Task description -> Find and copy every line in the records that includes the string "days".

┄┄┄┄┄┄┄┄┄┄┄┄┄┄┄┄┄┄┄┄

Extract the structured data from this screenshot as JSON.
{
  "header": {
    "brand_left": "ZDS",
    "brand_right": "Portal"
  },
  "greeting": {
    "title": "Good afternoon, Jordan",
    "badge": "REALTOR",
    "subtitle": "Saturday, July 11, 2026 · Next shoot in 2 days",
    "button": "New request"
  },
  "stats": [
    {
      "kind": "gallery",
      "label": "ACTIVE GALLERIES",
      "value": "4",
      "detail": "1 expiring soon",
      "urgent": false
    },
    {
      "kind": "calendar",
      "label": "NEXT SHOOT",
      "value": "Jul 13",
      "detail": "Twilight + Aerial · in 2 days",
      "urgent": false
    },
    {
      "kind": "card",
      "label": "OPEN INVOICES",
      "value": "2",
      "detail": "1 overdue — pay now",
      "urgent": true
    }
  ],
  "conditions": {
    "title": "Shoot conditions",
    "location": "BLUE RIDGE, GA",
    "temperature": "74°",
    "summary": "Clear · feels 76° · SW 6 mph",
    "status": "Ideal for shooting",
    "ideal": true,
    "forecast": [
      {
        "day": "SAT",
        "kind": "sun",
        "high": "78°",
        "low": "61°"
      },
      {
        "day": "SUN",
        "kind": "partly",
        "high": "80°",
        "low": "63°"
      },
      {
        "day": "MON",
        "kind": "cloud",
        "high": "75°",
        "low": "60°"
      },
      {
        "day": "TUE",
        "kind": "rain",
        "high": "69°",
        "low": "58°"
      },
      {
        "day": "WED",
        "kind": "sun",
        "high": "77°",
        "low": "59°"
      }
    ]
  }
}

┄┄┄┄┄┄┄┄┄┄┄┄┄┄┄┄┄┄┄┄

Exercise response ->
    "subtitle": "Saturday, July 11, 2026 · Next shoot in 2 days",
      "detail": "Twilight + Aerial · in 2 days",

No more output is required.